#### THE REQUEST
From the entries below, list each line with "word".

#### DATASET
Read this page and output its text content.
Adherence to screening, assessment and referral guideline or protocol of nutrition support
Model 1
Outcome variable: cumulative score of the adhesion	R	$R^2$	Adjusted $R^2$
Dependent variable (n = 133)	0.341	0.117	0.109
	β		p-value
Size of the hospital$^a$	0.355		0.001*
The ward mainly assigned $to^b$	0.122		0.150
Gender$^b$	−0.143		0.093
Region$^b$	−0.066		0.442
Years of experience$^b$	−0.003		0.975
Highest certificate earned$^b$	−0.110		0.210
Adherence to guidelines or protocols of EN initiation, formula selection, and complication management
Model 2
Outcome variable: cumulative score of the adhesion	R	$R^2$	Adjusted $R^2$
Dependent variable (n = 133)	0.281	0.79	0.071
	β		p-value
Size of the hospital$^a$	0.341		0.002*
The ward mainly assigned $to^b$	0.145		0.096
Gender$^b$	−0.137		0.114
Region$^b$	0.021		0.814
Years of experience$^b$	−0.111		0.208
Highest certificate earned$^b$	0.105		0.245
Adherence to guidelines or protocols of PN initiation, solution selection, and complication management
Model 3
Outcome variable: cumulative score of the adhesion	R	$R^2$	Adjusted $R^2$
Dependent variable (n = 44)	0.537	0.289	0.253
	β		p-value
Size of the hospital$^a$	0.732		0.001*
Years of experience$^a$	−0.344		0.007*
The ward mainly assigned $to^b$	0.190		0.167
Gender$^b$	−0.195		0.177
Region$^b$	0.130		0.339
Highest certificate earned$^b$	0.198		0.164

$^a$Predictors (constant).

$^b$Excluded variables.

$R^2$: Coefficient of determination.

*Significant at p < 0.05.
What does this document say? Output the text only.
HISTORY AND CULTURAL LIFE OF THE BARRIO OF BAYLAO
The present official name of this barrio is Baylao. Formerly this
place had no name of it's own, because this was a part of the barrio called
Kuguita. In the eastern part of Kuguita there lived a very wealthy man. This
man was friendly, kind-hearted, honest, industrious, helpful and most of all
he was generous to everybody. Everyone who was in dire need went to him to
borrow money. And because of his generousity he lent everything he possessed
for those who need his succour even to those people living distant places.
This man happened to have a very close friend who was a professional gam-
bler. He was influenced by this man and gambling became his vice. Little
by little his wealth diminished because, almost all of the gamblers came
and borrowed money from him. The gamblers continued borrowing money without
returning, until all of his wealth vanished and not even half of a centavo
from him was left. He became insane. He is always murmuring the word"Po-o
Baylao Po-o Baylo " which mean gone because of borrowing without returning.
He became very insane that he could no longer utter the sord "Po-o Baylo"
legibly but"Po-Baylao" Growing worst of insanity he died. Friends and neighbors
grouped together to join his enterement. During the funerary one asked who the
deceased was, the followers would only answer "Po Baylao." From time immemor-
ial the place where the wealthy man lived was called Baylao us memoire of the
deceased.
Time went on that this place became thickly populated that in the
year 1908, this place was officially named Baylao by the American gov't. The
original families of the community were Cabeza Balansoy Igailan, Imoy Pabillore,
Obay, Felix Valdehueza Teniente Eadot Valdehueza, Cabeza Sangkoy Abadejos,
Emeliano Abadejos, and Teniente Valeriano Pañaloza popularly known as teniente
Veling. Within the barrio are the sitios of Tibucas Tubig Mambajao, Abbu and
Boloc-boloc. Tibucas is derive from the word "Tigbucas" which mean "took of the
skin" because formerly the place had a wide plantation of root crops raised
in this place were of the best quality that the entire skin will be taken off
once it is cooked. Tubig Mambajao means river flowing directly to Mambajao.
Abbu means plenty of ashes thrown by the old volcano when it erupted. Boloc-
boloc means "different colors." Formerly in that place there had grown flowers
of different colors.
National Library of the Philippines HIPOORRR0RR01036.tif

#### RESULT OF THIS TASK
from him was left. He became insane. He is always murmuring the word"Po-o
Boloc-boloc. Tibucas is derive from the word "Tigbucas" which mean "took of the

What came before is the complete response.